§ Task goal
An exact reproduction of the records is required, with all images left out.

[Records about charts and figures]
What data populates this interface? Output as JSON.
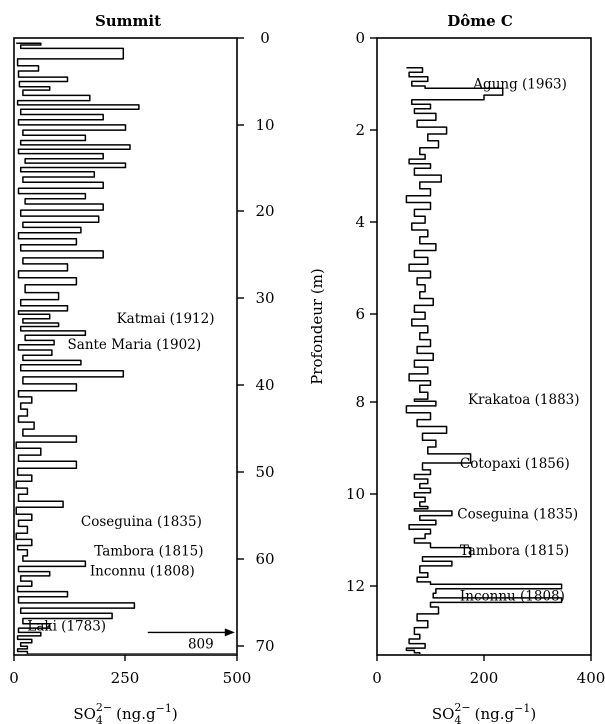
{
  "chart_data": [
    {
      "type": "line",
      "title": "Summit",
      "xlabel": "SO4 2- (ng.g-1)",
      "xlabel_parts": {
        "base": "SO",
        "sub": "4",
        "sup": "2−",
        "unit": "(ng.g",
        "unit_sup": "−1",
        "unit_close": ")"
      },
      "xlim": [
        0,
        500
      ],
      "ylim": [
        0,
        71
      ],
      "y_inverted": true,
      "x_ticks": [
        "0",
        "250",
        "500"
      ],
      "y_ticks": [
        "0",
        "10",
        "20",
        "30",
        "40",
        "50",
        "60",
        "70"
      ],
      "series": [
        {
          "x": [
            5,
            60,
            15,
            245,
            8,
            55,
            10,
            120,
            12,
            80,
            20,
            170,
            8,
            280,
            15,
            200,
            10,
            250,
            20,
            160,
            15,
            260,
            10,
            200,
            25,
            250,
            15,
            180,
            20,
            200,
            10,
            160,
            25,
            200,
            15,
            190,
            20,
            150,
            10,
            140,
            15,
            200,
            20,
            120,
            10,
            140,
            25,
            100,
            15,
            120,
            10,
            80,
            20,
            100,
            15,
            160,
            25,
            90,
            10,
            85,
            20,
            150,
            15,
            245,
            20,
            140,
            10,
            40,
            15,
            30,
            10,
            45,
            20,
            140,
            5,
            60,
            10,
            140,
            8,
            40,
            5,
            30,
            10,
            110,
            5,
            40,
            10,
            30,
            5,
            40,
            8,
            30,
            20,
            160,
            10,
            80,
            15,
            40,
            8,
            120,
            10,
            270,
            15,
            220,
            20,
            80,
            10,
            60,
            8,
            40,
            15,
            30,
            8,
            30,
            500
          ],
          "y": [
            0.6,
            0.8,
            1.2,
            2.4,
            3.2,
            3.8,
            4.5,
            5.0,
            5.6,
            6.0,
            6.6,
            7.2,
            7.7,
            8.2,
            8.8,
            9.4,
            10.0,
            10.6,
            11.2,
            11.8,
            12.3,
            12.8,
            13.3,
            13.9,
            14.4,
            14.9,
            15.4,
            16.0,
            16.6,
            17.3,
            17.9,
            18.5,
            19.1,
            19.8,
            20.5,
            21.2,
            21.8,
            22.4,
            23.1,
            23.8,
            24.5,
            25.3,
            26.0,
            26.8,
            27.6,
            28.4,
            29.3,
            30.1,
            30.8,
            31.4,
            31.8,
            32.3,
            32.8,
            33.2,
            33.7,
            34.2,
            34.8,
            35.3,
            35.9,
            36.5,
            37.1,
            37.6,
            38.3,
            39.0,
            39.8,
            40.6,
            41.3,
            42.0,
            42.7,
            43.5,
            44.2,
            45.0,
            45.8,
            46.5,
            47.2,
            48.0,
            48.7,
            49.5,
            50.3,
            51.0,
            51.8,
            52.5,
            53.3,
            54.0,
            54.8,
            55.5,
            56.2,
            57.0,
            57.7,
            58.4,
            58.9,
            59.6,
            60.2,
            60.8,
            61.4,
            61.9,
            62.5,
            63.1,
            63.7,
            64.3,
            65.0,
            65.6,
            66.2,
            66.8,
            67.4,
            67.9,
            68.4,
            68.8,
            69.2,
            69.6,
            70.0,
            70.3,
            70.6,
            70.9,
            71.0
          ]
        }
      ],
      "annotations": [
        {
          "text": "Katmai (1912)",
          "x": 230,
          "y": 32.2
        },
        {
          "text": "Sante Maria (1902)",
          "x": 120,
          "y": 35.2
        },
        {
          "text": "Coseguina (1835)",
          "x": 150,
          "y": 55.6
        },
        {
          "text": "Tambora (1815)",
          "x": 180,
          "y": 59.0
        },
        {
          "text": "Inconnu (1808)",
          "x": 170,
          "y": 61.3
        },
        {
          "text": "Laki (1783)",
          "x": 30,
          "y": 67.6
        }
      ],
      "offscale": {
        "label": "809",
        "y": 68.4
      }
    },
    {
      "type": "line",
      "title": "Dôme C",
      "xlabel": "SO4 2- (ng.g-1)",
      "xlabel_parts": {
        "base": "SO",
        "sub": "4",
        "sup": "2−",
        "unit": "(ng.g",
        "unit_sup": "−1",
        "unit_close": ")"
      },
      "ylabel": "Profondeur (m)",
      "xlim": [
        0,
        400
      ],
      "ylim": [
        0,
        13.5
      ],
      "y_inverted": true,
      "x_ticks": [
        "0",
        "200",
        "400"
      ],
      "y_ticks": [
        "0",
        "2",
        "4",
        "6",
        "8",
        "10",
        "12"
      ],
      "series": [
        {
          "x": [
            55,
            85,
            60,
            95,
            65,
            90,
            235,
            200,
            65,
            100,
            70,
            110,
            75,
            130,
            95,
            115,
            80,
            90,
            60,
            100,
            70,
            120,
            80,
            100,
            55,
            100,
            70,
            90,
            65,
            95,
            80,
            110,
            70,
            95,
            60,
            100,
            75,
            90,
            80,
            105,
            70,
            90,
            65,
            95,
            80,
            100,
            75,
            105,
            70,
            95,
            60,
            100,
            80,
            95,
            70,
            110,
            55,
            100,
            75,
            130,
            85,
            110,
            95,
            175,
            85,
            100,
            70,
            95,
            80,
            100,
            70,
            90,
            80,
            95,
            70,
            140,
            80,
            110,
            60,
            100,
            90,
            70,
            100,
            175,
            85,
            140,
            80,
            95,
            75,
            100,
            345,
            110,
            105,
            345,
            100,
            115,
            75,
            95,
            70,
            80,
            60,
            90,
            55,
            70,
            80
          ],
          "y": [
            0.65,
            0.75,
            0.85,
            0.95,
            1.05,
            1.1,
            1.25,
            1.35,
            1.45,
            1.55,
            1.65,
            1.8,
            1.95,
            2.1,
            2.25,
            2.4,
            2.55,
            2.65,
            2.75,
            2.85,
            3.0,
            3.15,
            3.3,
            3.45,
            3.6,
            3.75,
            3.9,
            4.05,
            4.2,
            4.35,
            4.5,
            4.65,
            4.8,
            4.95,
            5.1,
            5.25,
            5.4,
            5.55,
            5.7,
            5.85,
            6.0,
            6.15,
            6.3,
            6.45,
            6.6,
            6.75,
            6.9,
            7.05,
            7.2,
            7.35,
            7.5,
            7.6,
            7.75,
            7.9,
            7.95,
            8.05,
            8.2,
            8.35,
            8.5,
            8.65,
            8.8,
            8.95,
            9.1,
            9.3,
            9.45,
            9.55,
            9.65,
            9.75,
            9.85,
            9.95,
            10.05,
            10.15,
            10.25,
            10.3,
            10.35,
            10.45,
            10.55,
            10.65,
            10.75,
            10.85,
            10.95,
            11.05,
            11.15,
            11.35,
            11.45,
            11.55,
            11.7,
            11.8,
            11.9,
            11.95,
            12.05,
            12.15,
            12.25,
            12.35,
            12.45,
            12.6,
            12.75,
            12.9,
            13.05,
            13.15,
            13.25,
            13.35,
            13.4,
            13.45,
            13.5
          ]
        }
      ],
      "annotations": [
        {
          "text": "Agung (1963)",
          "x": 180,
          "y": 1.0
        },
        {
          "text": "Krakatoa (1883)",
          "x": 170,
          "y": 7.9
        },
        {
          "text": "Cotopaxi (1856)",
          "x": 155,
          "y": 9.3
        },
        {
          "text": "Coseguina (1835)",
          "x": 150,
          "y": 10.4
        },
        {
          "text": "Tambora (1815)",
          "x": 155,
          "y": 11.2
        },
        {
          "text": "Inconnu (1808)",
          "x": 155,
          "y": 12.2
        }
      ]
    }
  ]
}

§ Reply
What data populates this interface? Output as JSON.
{
  "chart_data": [
    {
      "type": "line",
      "title": "Summit",
      "xlabel": "SO4 2- (ng.g-1)",
      "xlabel_parts": {
        "base": "SO",
        "sub": "4",
        "sup": "2−",
        "unit": "(ng.g",
        "unit_sup": "−1",
        "unit_close": ")"
      },
      "xlim": [
        0,
        500
      ],
      "ylim": [
        0,
        71
      ],
      "y_inverted": true,
      "x_ticks": [
        "0",
        "250",
        "500"
      ],
      "y_ticks": [
        "0",
        "10",
        "20",
        "30",
        "40",
        "50",
        "60",
        "70"
      ],
      "series": [
        {
          "x": [
            5,
            60,
            15,
            245,
            8,
            55,
            10,
            120,
            12,
            80,
            20,
            170,
            8,
            280,
            15,
            200,
            10,
            250,
            20,
            160,
            15,
            260,
            10,
            200,
            25,
            250,
            15,
            180,
            20,
            200,
            10,
            160,
            25,
            200,
            15,
            190,
            20,
            150,
            10,
            140,
            15,
            200,
            20,
            120,
            10,
            140,
            25,
            100,
            15,
            120,
            10,
            80,
            20,
            100,
            15,
            160,
            25,
            90,
            10,
            85,
            20,
            150,
            15,
            245,
            20,
            140,
            10,
            40,
            15,
            30,
            10,
            45,
            20,
            140,
            5,
            60,
            10,
            140,
            8,
            40,
            5,
            30,
            10,
            110,
            5,
            40,
            10,
            30,
            5,
            40,
            8,
            30,
            20,
            160,
            10,
            80,
            15,
            40,
            8,
            120,
            10,
            270,
            15,
            220,
            20,
            80,
            10,
            60,
            8,
            40,
            15,
            30,
            8,
            30,
            500
          ],
          "y": [
            0.6,
            0.8,
            1.2,
            2.4,
            3.2,
            3.8,
            4.5,
            5.0,
            5.6,
            6.0,
            6.6,
            7.2,
            7.7,
            8.2,
            8.8,
            9.4,
            10.0,
            10.6,
            11.2,
            11.8,
            12.3,
            12.8,
            13.3,
            13.9,
            14.4,
            14.9,
            15.4,
            16.0,
            16.6,
            17.3,
            17.9,
            18.5,
            19.1,
            19.8,
            20.5,
            21.2,
            21.8,
            22.4,
            23.1,
            23.8,
            24.5,
            25.3,
            26.0,
            26.8,
            27.6,
            28.4,
            29.3,
            30.1,
            30.8,
            31.4,
            31.8,
            32.3,
            32.8,
            33.2,
            33.7,
            34.2,
            34.8,
            35.3,
            35.9,
            36.5,
            37.1,
            37.6,
            38.3,
            39.0,
            39.8,
            40.6,
            41.3,
            42.0,
            42.7,
            43.5,
            44.2,
            45.0,
            45.8,
            46.5,
            47.2,
            48.0,
            48.7,
            49.5,
            50.3,
            51.0,
            51.8,
            52.5,
            53.3,
            54.0,
            54.8,
            55.5,
            56.2,
            57.0,
            57.7,
            58.4,
            58.9,
            59.6,
            60.2,
            60.8,
            61.4,
            61.9,
            62.5,
            63.1,
            63.7,
            64.3,
            65.0,
            65.6,
            66.2,
            66.8,
            67.4,
            67.9,
            68.4,
            68.8,
            69.2,
            69.6,
            70.0,
            70.3,
            70.6,
            70.9,
            71.0
          ]
        }
      ],
      "annotations": [
        {
          "text": "Katmai (1912)",
          "x": 230,
          "y": 32.2
        },
        {
          "text": "Sante Maria (1902)",
          "x": 120,
          "y": 35.2
        },
        {
          "text": "Coseguina (1835)",
          "x": 150,
          "y": 55.6
        },
        {
          "text": "Tambora (1815)",
          "x": 180,
          "y": 59.0
        },
        {
          "text": "Inconnu (1808)",
          "x": 170,
          "y": 61.3
        },
        {
          "text": "Laki (1783)",
          "x": 30,
          "y": 67.6
        }
      ],
      "offscale": {
        "label": "809",
        "y": 68.4
      }
    },
    {
      "type": "line",
      "title": "Dôme C",
      "xlabel": "SO4 2- (ng.g-1)",
      "xlabel_parts": {
        "base": "SO",
        "sub": "4",
        "sup": "2−",
        "unit": "(ng.g",
        "unit_sup": "−1",
        "unit_close": ")"
      },
      "ylabel": "Profondeur (m)",
      "xlim": [
        0,
        400
      ],
      "ylim": [
        0,
        13.5
      ],
      "y_inverted": true,
      "x_ticks": [
        "0",
        "200",
        "400"
      ],
      "y_ticks": [
        "0",
        "2",
        "4",
        "6",
        "8",
        "10",
        "12"
      ],
      "series": [
        {
          "x": [
            55,
            85,
            60,
            95,
            65,
            90,
            235,
            200,
            65,
            100,
            70,
            110,
            75,
            130,
            95,
            115,
            80,
            90,
            60,
            100,
            70,
            120,
            80,
            100,
            55,
            100,
            70,
            90,
            65,
            95,
            80,
            110,
            70,
            95,
            60,
            100,
            75,
            90,
            80,
            105,
            70,
            90,
            65,
            95,
            80,
            100,
            75,
            105,
            70,
            95,
            60,
            100,
            80,
            95,
            70,
            110,
            55,
            100,
            75,
            130,
            85,
            110,
            95,
            175,
            85,
            100,
            70,
            95,
            80,
            100,
            70,
            90,
            80,
            95,
            70,
            140,
            80,
            110,
            60,
            100,
            90,
            70,
            100,
            175,
            85,
            140,
            80,
            95,
            75,
            100,
            345,
            110,
            105,
            345,
            100,
            115,
            75,
            95,
            70,
            80,
            60,
            90,
            55,
            70,
            80
          ],
          "y": [
            0.65,
            0.75,
            0.85,
            0.95,
            1.05,
            1.1,
            1.25,
            1.35,
            1.45,
            1.55,
            1.65,
            1.8,
            1.95,
            2.1,
            2.25,
            2.4,
            2.55,
            2.65,
            2.75,
            2.85,
            3.0,
            3.15,
            3.3,
            3.45,
            3.6,
            3.75,
            3.9,
            4.05,
            4.2,
            4.35,
            4.5,
            4.65,
            4.8,
            4.95,
            5.1,
            5.25,
            5.4,
            5.55,
            5.7,
            5.85,
            6.0,
            6.15,
            6.3,
            6.45,
            6.6,
            6.75,
            6.9,
            7.05,
            7.2,
            7.35,
            7.5,
            7.6,
            7.75,
            7.9,
            7.95,
            8.05,
            8.2,
            8.35,
            8.5,
            8.65,
            8.8,
            8.95,
            9.1,
            9.3,
            9.45,
            9.55,
            9.65,
            9.75,
            9.85,
            9.95,
            10.05,
            10.15,
            10.25,
            10.3,
            10.35,
            10.45,
            10.55,
            10.65,
            10.75,
            10.85,
            10.95,
            11.05,
            11.15,
            11.35,
            11.45,
            11.55,
            11.7,
            11.8,
            11.9,
            11.95,
            12.05,
            12.15,
            12.25,
            12.35,
            12.45,
            12.6,
            12.75,
            12.9,
            13.05,
            13.15,
            13.25,
            13.35,
            13.4,
            13.45,
            13.5
          ]
        }
      ],
      "annotations": [
        {
          "text": "Agung (1963)",
          "x": 180,
          "y": 1.0
        },
        {
          "text": "Krakatoa (1883)",
          "x": 170,
          "y": 7.9
        },
        {
          "text": "Cotopaxi (1856)",
          "x": 155,
          "y": 9.3
        },
        {
          "text": "Coseguina (1835)",
          "x": 150,
          "y": 10.4
        },
        {
          "text": "Tambora (1815)",
          "x": 155,
          "y": 11.2
        },
        {
          "text": "Inconnu (1808)",
          "x": 155,
          "y": 12.2
        }
      ]
    }
  ]
}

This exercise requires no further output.